» **AIM OF THE TASK**: Pick out all lines in the listing holding the string "eſſe" and copy them.

» **ENTRIES SHOWN**:
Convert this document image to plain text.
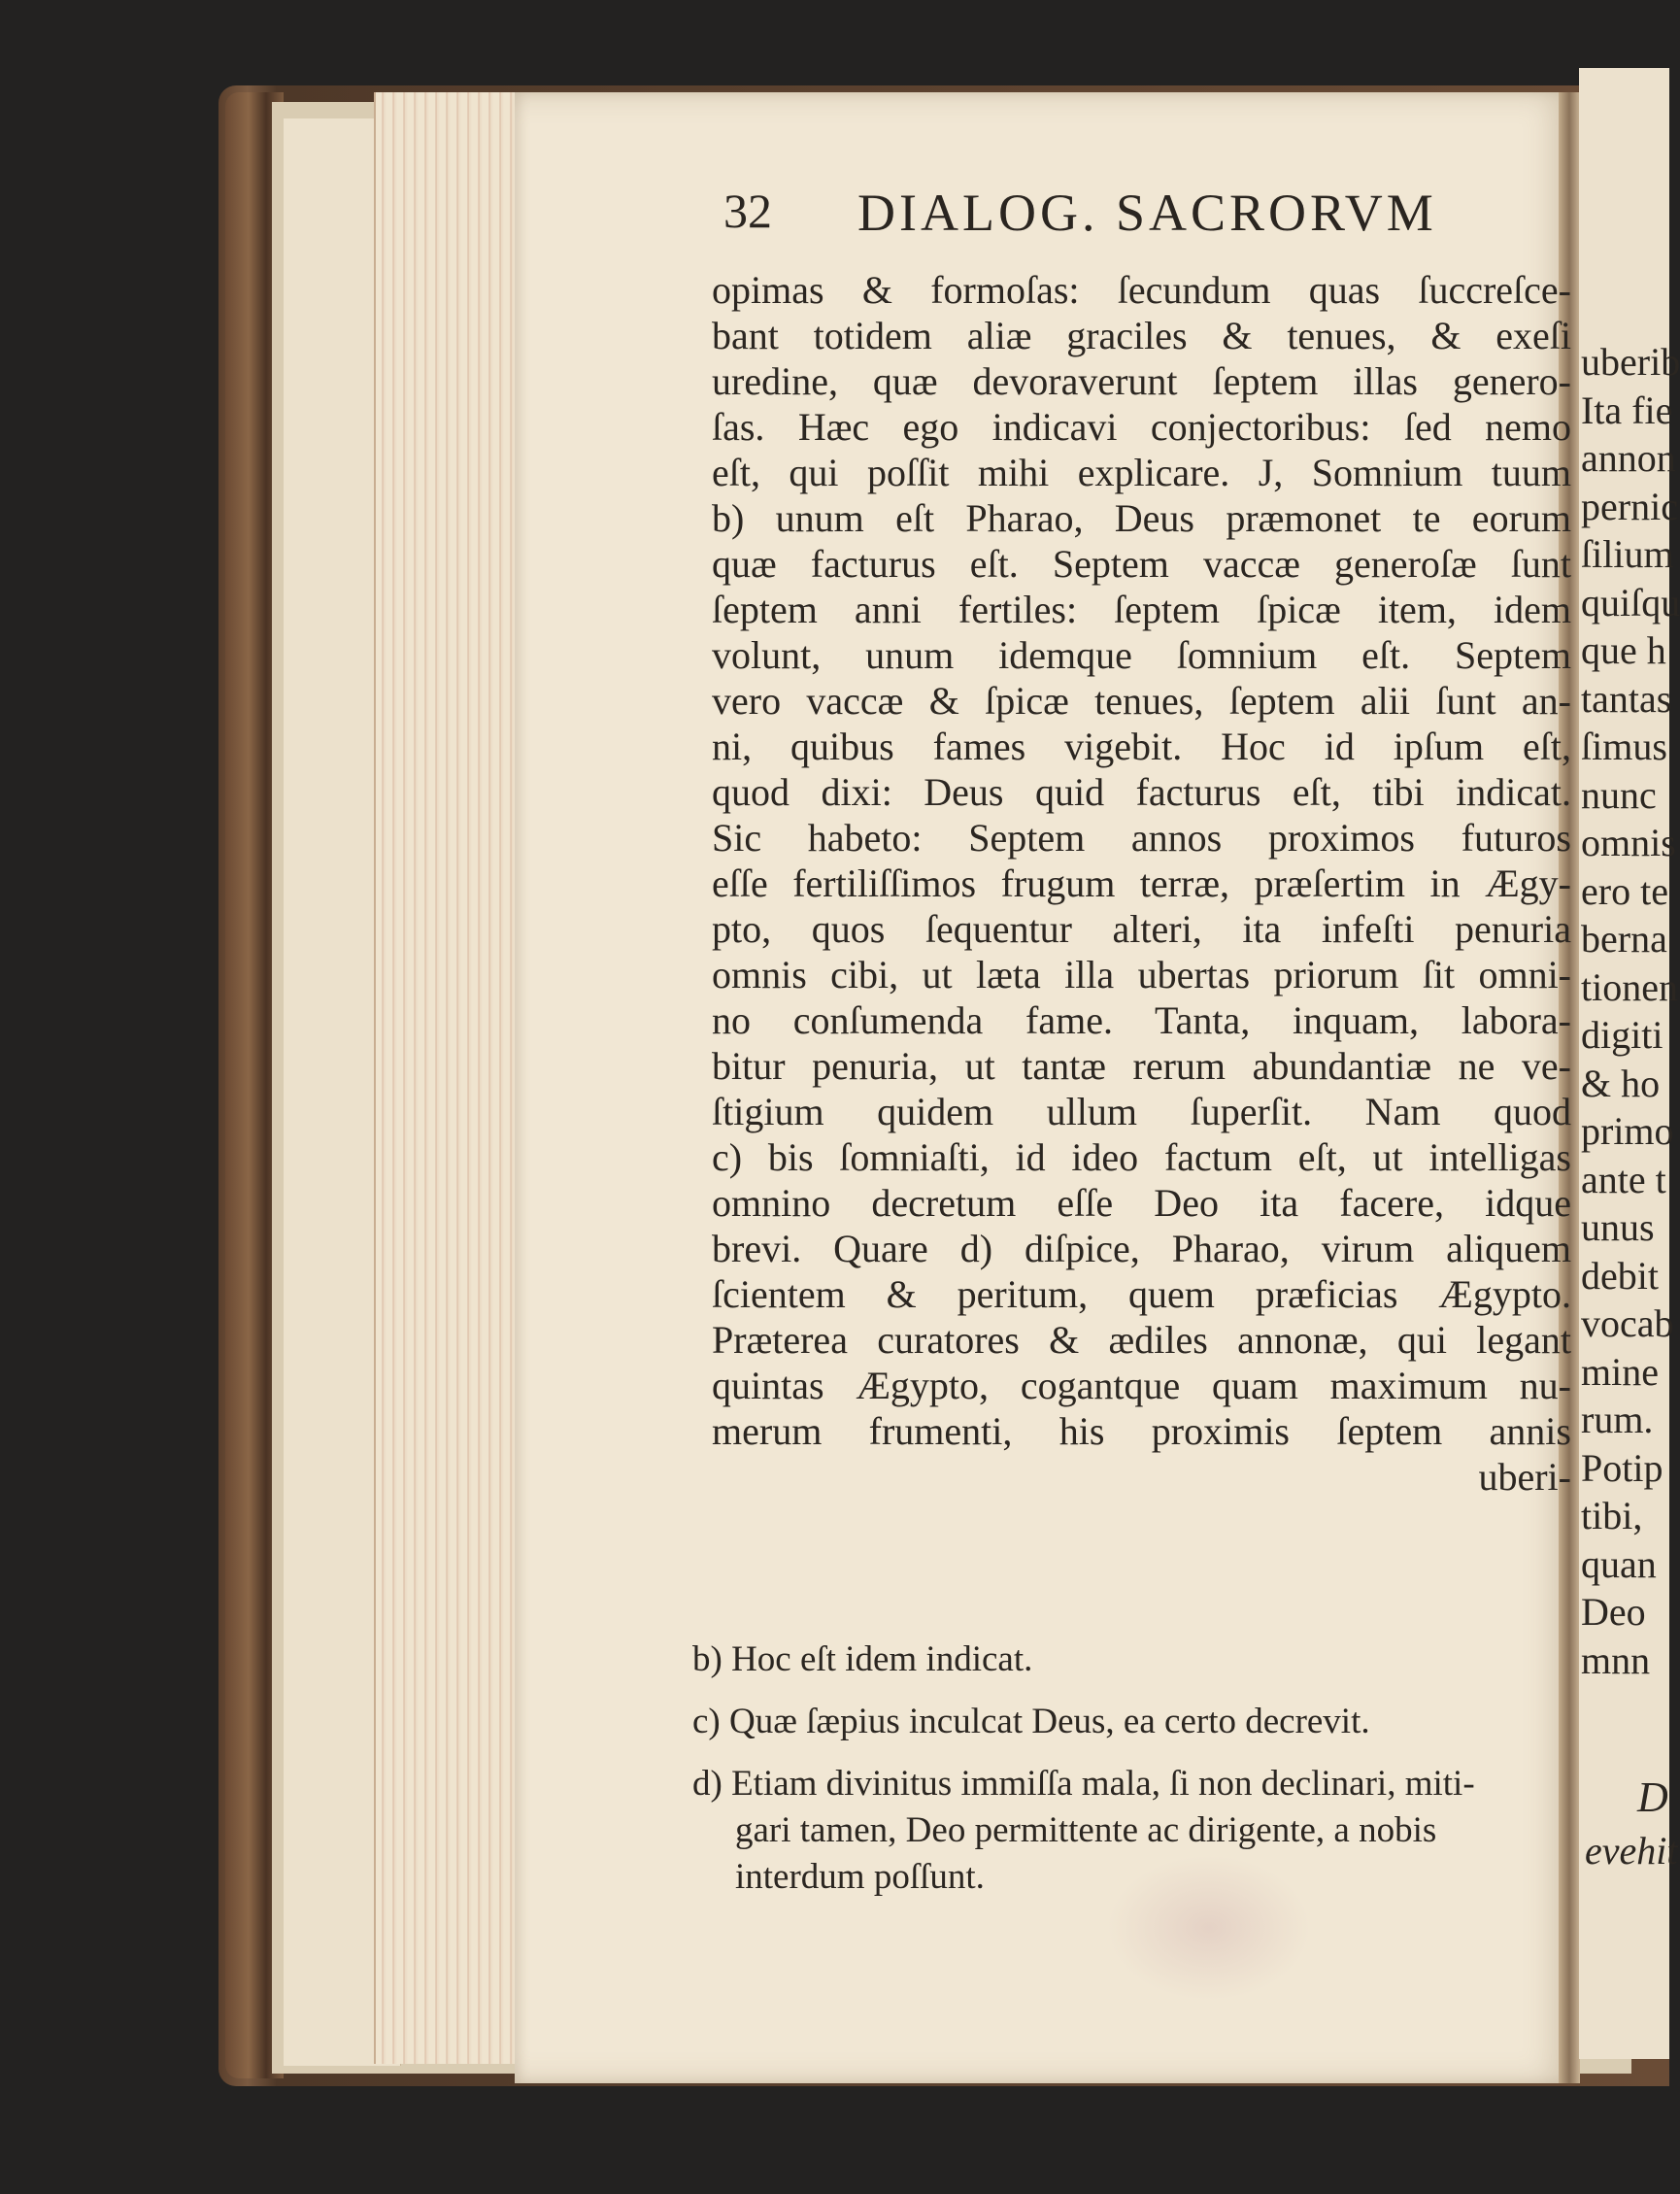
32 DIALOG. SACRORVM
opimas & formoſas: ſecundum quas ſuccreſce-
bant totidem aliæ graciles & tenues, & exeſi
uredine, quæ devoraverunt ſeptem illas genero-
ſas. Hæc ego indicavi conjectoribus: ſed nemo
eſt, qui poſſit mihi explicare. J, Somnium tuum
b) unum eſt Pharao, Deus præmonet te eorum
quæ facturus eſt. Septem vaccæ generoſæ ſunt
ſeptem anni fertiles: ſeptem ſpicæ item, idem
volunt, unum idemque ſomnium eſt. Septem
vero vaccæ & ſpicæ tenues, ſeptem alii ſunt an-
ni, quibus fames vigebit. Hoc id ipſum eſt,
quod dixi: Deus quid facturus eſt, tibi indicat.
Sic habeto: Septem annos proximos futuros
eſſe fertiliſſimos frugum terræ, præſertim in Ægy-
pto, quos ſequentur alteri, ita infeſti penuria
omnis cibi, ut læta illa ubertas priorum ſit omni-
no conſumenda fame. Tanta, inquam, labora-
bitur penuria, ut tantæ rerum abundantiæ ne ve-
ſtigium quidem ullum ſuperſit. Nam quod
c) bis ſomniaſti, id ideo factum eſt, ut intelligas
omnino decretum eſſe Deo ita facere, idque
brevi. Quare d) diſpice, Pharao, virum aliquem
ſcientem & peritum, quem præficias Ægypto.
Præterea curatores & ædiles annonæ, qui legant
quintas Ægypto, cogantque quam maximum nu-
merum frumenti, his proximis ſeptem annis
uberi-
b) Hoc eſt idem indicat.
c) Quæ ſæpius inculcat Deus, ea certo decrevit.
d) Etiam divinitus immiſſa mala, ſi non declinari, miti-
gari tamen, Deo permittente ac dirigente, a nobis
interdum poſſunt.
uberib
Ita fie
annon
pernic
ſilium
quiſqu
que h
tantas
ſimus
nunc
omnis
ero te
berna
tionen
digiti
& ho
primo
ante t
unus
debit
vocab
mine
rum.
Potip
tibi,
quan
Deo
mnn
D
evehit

» **ANSWER TO THIS EXERCISE**:
eſſe fertiliſſimos frugum terræ, præſertim in Ægy-
omnino decretum eſſe Deo ita facere, idque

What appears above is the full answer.